• [Listed entries]:
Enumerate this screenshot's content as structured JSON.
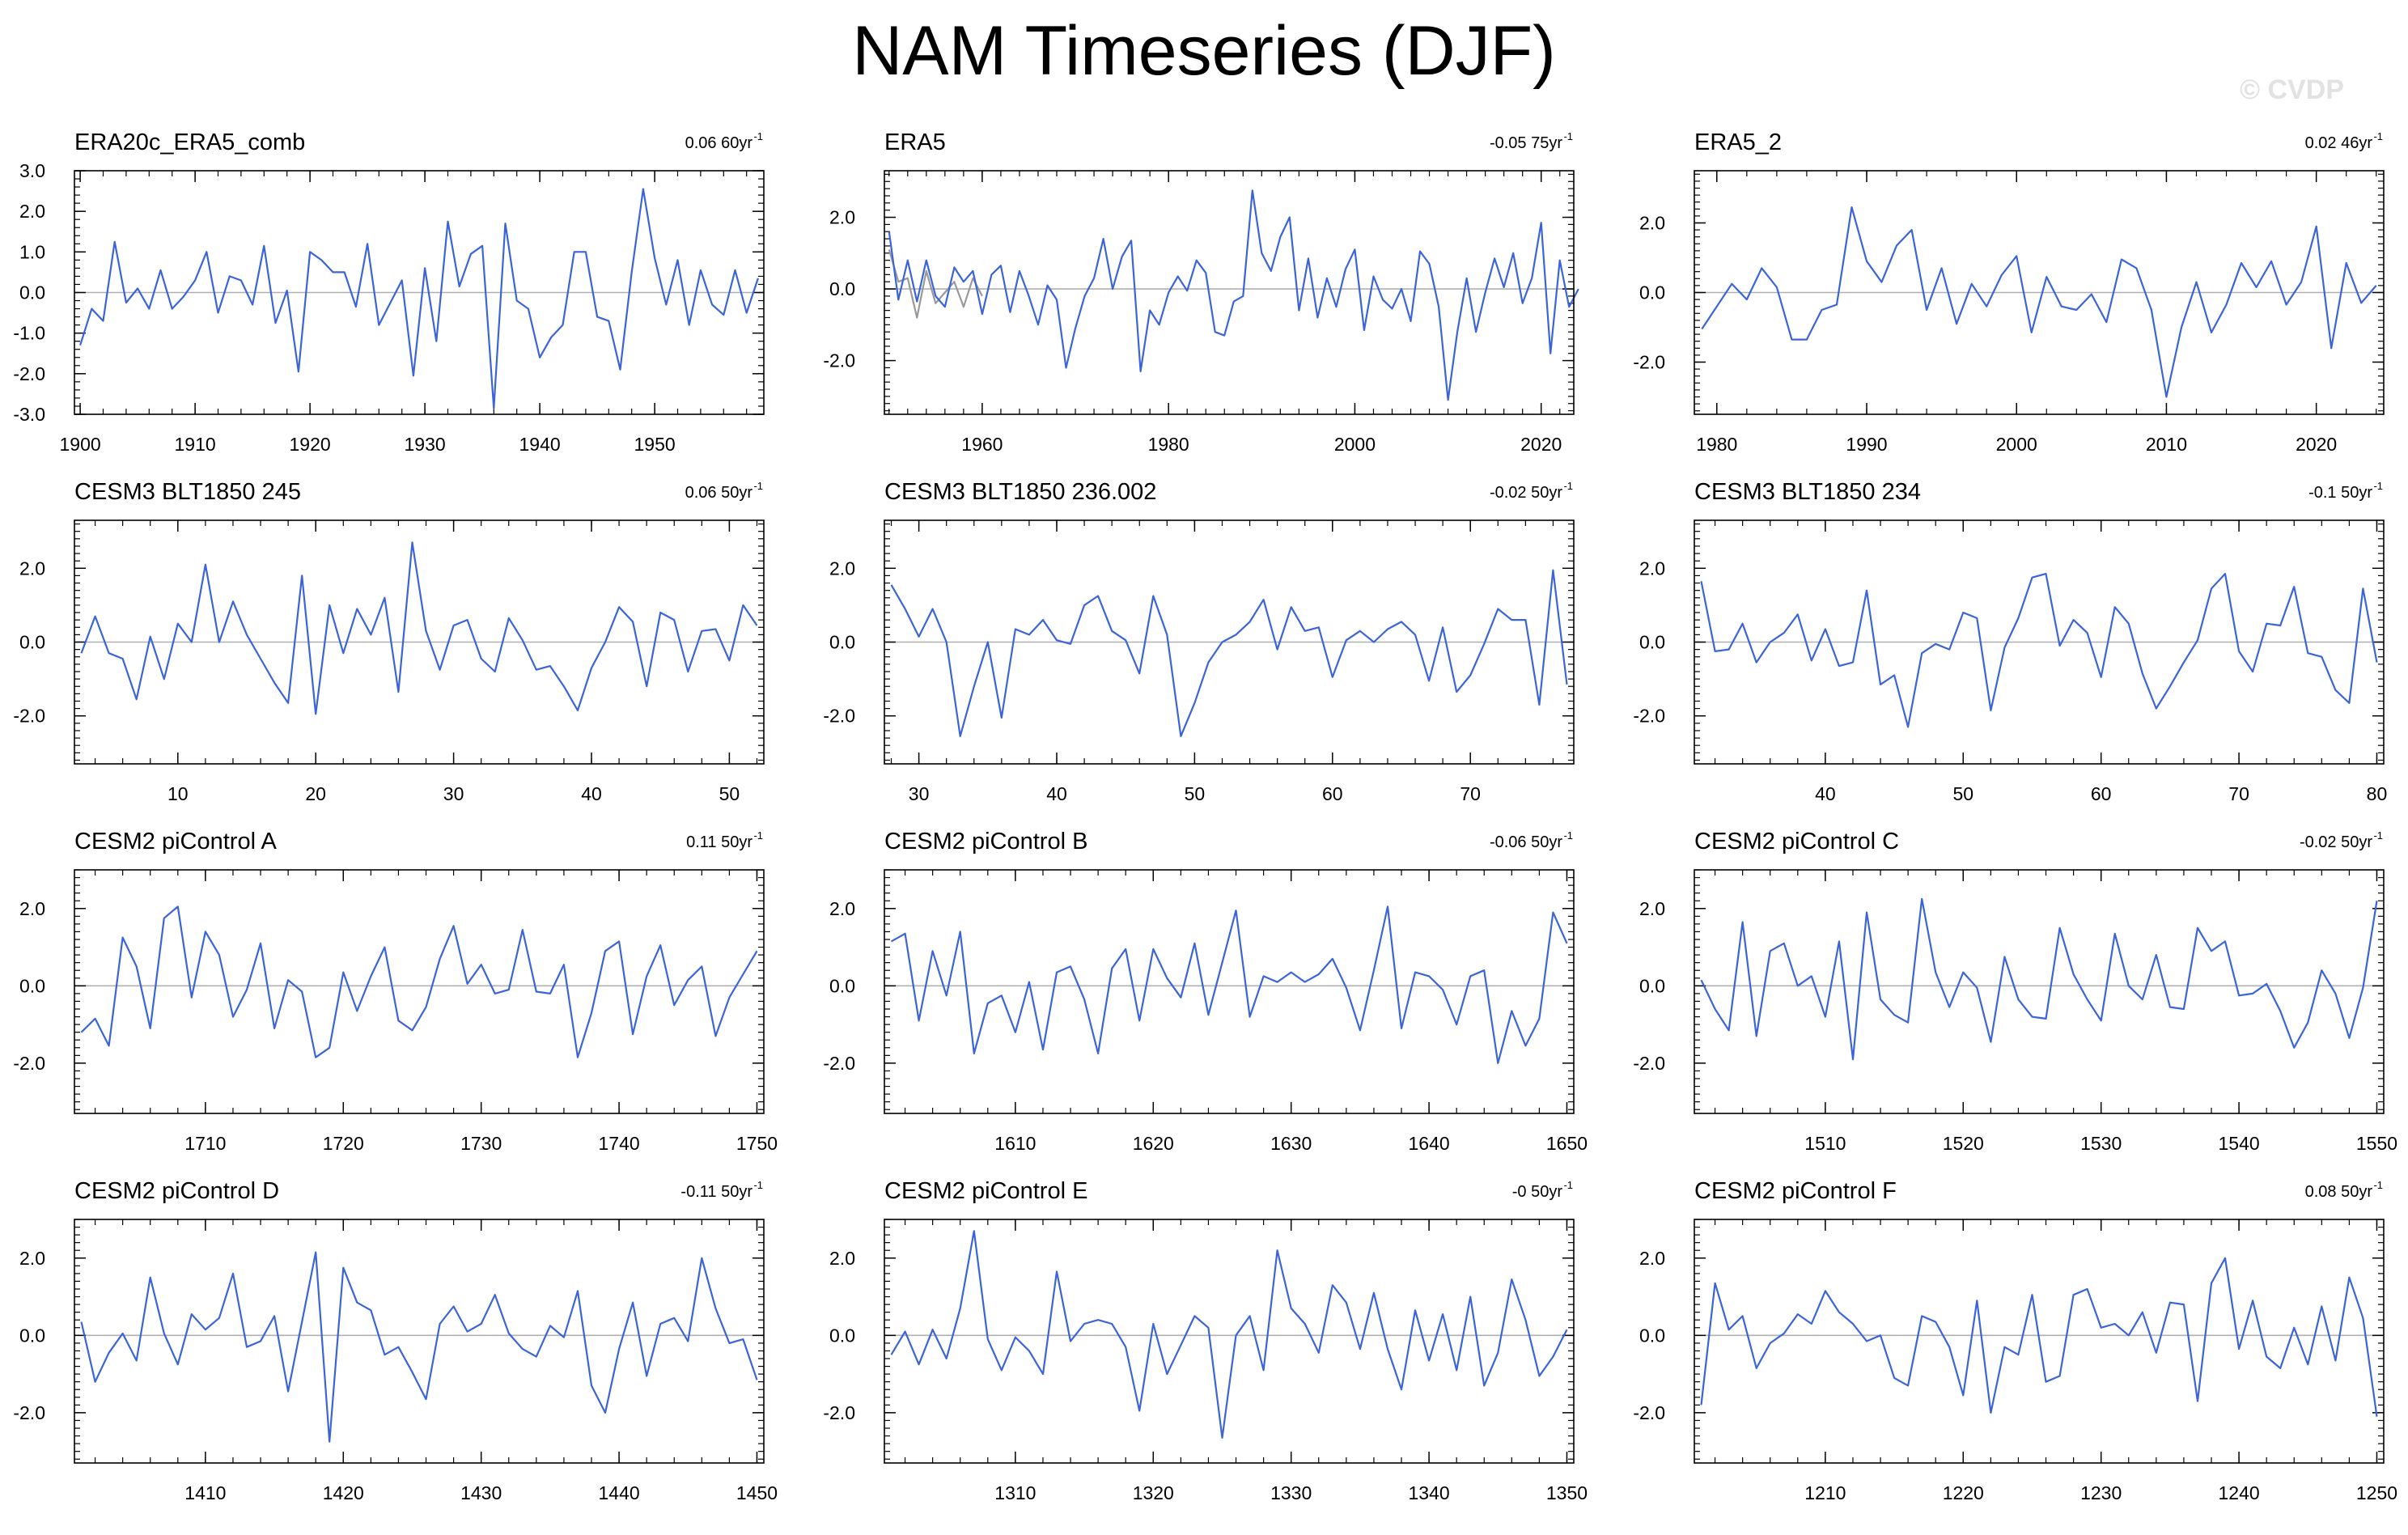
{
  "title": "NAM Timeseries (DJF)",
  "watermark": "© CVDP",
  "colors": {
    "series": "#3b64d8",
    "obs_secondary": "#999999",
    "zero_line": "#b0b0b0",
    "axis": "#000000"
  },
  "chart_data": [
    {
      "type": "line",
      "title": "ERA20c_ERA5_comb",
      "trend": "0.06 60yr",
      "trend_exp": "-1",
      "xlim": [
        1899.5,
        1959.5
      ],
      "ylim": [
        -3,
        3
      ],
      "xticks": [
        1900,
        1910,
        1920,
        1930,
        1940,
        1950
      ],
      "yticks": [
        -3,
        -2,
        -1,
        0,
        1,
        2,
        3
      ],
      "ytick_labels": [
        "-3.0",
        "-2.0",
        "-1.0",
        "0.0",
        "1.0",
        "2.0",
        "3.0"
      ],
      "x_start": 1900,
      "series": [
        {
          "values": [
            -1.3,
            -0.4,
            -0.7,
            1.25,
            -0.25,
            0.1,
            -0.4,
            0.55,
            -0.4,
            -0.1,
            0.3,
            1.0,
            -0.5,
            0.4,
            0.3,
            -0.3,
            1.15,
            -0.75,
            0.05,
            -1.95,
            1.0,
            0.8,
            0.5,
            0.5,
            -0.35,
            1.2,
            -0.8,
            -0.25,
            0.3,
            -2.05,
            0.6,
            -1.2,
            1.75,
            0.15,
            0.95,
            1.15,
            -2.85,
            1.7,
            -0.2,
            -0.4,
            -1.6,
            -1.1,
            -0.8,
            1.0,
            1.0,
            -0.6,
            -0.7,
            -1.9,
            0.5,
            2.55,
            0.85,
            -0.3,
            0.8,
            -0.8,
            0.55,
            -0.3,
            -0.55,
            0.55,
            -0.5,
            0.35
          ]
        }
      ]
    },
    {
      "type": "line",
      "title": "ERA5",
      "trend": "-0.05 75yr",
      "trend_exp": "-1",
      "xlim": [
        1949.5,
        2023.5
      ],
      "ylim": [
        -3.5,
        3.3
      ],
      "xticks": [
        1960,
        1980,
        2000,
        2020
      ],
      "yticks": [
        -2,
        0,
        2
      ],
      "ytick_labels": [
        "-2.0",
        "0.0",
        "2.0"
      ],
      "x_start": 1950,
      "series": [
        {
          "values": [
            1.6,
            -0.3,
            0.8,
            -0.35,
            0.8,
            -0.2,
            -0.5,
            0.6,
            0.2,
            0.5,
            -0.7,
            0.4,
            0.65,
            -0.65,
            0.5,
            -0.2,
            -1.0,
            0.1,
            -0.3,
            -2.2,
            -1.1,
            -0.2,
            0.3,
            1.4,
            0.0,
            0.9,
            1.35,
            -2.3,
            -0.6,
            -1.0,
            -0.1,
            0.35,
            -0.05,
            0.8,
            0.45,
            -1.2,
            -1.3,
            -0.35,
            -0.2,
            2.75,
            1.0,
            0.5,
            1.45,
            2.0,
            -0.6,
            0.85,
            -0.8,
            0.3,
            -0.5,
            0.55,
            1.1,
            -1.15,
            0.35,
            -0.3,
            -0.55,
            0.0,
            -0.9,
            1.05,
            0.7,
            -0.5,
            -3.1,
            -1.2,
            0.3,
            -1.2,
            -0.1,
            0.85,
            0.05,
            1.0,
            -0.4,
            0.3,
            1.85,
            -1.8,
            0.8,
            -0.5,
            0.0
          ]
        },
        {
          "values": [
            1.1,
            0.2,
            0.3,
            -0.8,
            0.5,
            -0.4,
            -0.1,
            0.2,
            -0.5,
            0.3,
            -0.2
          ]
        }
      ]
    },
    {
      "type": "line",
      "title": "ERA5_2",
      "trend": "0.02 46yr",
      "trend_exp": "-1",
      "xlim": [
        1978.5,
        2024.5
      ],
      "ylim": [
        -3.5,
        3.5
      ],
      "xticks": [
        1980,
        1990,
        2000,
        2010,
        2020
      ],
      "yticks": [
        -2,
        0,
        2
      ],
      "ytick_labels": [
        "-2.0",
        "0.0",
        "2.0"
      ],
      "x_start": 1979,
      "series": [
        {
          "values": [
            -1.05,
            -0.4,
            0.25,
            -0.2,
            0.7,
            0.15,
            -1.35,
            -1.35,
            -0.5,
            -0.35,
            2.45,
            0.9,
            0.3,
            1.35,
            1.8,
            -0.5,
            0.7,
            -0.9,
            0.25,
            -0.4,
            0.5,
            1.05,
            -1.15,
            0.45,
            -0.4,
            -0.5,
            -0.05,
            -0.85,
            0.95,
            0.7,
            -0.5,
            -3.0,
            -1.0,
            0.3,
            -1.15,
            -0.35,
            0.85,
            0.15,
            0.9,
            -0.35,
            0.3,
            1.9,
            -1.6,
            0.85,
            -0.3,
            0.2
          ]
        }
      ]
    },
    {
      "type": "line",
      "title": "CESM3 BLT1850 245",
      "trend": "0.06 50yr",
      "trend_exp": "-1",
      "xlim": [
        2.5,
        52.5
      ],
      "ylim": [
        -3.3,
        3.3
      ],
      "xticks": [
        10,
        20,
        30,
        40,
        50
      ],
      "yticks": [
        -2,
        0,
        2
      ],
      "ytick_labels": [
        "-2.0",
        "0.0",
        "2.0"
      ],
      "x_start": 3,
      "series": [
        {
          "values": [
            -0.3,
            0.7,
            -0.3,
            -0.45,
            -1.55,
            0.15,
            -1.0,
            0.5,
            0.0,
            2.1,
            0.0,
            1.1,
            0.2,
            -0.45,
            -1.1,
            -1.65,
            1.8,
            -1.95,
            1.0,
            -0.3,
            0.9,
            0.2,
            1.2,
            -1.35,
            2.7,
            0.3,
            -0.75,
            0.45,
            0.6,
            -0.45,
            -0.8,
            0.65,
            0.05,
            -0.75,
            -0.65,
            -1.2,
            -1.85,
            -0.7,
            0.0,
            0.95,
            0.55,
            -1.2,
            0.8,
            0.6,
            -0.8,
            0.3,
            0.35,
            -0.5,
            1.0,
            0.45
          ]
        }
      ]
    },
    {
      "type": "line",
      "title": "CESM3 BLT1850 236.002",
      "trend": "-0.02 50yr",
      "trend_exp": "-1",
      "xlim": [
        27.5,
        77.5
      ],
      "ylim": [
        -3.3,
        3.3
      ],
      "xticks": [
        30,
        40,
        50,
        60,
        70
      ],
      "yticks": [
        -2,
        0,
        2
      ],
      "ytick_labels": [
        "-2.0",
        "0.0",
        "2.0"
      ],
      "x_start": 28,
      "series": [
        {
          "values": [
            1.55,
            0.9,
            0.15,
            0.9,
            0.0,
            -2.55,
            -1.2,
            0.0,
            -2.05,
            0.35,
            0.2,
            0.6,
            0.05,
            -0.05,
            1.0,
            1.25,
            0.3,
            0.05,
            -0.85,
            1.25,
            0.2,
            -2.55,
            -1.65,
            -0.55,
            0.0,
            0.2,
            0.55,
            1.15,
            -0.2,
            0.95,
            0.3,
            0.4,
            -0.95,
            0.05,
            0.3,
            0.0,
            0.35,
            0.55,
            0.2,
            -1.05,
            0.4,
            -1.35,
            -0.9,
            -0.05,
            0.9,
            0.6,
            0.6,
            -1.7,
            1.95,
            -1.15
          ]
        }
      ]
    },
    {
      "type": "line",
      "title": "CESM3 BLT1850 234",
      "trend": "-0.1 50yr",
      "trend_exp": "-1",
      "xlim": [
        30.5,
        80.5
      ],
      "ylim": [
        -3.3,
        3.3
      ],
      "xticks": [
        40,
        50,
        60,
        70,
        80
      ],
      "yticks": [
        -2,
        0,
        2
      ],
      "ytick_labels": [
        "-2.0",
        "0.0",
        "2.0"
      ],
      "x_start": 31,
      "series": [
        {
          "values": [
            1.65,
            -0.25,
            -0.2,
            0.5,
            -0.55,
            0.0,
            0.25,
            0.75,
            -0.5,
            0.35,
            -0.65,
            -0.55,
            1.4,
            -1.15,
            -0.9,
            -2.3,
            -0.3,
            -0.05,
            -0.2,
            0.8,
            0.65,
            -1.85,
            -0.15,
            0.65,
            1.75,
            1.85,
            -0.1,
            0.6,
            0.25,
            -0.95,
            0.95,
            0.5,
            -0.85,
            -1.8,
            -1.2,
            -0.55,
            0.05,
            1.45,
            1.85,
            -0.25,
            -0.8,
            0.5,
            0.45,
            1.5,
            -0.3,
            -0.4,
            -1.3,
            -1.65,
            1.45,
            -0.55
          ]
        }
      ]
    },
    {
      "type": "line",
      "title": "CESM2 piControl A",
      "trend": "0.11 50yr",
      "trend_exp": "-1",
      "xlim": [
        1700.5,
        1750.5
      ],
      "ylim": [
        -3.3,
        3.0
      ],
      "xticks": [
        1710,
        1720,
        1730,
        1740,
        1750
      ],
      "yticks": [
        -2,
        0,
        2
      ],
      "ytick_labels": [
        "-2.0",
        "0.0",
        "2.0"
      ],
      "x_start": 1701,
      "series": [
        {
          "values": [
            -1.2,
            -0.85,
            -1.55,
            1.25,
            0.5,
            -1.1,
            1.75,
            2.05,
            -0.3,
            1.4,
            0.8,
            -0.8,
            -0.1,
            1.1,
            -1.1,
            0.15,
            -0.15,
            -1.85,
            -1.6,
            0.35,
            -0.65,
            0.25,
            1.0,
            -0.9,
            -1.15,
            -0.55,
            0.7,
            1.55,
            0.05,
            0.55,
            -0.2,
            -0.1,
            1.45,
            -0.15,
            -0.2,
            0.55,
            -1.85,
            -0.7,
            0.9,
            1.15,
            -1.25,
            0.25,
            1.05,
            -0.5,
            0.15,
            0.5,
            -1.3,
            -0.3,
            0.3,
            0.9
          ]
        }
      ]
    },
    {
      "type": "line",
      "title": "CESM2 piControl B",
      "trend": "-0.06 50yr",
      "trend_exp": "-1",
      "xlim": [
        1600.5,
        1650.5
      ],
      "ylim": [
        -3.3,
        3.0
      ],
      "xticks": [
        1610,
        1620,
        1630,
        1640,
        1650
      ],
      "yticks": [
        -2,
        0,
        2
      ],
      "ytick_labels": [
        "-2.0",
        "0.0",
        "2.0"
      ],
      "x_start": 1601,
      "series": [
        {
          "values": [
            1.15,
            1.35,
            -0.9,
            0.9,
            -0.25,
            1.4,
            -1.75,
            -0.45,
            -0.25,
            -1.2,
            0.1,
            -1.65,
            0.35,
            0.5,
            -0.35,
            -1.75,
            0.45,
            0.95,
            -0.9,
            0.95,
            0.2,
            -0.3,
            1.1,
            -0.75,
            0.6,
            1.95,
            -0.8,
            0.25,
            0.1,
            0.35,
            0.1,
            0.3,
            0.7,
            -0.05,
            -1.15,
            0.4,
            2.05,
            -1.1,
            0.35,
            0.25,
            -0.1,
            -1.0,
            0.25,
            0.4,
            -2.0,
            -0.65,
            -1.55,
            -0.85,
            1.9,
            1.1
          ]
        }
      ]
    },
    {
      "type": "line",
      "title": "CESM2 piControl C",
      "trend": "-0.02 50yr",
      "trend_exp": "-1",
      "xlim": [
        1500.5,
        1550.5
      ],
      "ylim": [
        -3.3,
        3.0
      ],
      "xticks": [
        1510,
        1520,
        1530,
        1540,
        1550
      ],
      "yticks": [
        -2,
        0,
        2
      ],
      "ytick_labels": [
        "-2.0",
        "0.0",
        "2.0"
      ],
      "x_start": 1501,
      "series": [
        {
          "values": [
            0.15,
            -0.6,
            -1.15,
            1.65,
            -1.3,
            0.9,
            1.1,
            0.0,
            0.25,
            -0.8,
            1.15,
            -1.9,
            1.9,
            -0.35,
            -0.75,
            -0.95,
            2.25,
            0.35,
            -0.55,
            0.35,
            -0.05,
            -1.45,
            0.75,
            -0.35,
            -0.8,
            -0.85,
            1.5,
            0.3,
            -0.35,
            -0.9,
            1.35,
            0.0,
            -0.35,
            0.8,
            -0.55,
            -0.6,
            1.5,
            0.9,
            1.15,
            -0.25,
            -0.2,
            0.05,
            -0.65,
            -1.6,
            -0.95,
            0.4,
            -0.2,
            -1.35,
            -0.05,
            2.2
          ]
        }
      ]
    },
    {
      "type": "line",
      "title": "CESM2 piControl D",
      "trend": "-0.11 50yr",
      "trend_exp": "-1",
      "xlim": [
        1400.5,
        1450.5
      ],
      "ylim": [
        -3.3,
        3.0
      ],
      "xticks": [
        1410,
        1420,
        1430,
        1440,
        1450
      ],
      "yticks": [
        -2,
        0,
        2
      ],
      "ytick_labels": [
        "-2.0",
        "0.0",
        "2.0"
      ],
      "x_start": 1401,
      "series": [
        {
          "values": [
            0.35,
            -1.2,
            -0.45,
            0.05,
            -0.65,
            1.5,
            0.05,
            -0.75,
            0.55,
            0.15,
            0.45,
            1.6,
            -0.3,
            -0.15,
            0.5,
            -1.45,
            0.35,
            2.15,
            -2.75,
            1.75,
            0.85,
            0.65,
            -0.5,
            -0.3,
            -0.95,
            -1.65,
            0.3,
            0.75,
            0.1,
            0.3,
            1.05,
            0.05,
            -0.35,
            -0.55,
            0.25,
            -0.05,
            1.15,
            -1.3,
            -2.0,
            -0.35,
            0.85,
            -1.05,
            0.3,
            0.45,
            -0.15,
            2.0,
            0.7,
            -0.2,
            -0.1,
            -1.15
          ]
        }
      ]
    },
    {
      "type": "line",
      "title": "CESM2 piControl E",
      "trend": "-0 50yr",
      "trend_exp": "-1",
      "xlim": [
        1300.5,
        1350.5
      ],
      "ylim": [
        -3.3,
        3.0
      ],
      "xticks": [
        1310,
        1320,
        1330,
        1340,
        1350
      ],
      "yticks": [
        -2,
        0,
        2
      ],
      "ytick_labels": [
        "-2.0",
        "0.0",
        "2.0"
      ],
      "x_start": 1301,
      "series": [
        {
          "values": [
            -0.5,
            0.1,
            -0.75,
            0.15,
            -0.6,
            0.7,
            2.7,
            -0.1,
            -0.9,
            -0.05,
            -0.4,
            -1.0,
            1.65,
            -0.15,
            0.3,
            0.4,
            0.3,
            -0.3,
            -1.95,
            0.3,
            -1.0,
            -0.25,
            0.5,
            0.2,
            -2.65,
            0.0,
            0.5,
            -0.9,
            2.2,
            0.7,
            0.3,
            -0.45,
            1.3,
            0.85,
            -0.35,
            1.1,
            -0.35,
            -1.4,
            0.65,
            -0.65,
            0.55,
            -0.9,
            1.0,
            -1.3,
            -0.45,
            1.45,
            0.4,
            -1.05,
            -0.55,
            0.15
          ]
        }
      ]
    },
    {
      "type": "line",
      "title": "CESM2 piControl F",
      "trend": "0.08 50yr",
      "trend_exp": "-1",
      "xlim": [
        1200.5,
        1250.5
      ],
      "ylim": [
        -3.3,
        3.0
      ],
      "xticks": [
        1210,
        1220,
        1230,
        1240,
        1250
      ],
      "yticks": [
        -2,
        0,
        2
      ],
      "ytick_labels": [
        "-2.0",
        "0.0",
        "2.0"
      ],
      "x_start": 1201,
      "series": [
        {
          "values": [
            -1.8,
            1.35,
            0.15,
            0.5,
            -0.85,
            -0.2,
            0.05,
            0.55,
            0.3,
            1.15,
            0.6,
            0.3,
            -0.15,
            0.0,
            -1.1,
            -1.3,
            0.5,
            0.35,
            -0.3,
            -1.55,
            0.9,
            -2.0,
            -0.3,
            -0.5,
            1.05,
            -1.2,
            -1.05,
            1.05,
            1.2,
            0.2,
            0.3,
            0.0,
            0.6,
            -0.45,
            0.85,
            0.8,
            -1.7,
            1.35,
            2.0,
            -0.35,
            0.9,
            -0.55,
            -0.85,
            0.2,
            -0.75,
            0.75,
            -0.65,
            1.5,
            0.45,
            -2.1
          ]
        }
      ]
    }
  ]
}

• [Work to do]:
Show the lines from the data above that contain the string "piControl".

• [Problem solution]:
      "title": "CESM2 piControl A",
      "title": "CESM2 piControl B",
      "title": "CESM2 piControl C",
      "title": "CESM2 piControl D",
      "title": "CESM2 piControl E",
      "title": "CESM2 piControl F",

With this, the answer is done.